Reproduce all of the material exactly as shown.

╭──

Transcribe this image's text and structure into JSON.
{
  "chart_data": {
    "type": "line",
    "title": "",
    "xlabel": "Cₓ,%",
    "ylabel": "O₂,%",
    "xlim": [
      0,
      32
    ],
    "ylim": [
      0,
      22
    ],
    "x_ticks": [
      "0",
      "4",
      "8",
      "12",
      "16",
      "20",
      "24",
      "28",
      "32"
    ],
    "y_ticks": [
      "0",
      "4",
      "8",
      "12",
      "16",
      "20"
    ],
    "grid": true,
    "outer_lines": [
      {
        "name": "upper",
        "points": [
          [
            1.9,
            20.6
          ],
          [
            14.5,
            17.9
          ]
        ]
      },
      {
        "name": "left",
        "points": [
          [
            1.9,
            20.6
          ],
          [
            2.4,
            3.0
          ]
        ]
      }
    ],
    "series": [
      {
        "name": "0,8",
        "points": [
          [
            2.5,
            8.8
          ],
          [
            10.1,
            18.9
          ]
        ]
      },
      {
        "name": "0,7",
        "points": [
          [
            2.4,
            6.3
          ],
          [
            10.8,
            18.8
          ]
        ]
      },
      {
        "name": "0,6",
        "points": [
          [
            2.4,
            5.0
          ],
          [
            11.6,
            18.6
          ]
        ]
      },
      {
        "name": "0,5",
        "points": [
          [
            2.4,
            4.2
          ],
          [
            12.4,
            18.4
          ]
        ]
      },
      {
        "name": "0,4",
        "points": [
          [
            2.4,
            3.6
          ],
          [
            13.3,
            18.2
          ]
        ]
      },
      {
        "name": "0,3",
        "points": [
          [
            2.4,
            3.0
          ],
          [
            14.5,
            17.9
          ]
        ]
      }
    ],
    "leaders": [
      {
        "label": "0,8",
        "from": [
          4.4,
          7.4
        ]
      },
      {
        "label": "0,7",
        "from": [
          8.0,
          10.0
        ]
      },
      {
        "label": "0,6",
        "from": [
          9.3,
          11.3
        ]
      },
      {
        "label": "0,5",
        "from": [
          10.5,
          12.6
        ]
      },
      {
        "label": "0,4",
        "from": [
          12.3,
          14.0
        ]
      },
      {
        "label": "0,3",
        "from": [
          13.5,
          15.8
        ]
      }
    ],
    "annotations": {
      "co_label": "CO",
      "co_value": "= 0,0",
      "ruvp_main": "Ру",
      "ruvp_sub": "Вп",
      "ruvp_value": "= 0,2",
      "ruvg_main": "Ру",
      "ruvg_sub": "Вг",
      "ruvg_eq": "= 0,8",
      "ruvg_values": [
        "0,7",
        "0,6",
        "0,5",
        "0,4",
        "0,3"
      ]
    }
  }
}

╰──

● SOLUTION FOR THIS TASK
Transcribe this image's text and structure into JSON.
{
  "chart_data": {
    "type": "line",
    "title": "",
    "xlabel": "Cₓ,%",
    "ylabel": "O₂,%",
    "xlim": [
      0,
      32
    ],
    "ylim": [
      0,
      22
    ],
    "x_ticks": [
      "0",
      "4",
      "8",
      "12",
      "16",
      "20",
      "24",
      "28",
      "32"
    ],
    "y_ticks": [
      "0",
      "4",
      "8",
      "12",
      "16",
      "20"
    ],
    "grid": true,
    "outer_lines": [
      {
        "name": "upper",
        "points": [
          [
            1.9,
            20.6
          ],
          [
            14.5,
            17.9
          ]
        ]
      },
      {
        "name": "left",
        "points": [
          [
            1.9,
            20.6
          ],
          [
            2.4,
            3.0
          ]
        ]
      }
    ],
    "series": [
      {
        "name": "0,8",
        "points": [
          [
            2.5,
            8.8
          ],
          [
            10.1,
            18.9
          ]
        ]
      },
      {
        "name": "0,7",
        "points": [
          [
            2.4,
            6.3
          ],
          [
            10.8,
            18.8
          ]
        ]
      },
      {
        "name": "0,6",
        "points": [
          [
            2.4,
            5.0
          ],
          [
            11.6,
            18.6
          ]
        ]
      },
      {
        "name": "0,5",
        "points": [
          [
            2.4,
            4.2
          ],
          [
            12.4,
            18.4
          ]
        ]
      },
      {
        "name": "0,4",
        "points": [
          [
            2.4,
            3.6
          ],
          [
            13.3,
            18.2
          ]
        ]
      },
      {
        "name": "0,3",
        "points": [
          [
            2.4,
            3.0
          ],
          [
            14.5,
            17.9
          ]
        ]
      }
    ],
    "leaders": [
      {
        "label": "0,8",
        "from": [
          4.4,
          7.4
        ]
      },
      {
        "label": "0,7",
        "from": [
          8.0,
          10.0
        ]
      },
      {
        "label": "0,6",
        "from": [
          9.3,
          11.3
        ]
      },
      {
        "label": "0,5",
        "from": [
          10.5,
          12.6
        ]
      },
      {
        "label": "0,4",
        "from": [
          12.3,
          14.0
        ]
      },
      {
        "label": "0,3",
        "from": [
          13.5,
          15.8
        ]
      }
    ],
    "annotations": {
      "co_label": "CO",
      "co_value": "= 0,0",
      "ruvp_main": "Ру",
      "ruvp_sub": "Вп",
      "ruvp_value": "= 0,2",
      "ruvg_main": "Ру",
      "ruvg_sub": "Вг",
      "ruvg_eq": "= 0,8",
      "ruvg_values": [
        "0,7",
        "0,6",
        "0,5",
        "0,4",
        "0,3"
      ]
    }
  }
}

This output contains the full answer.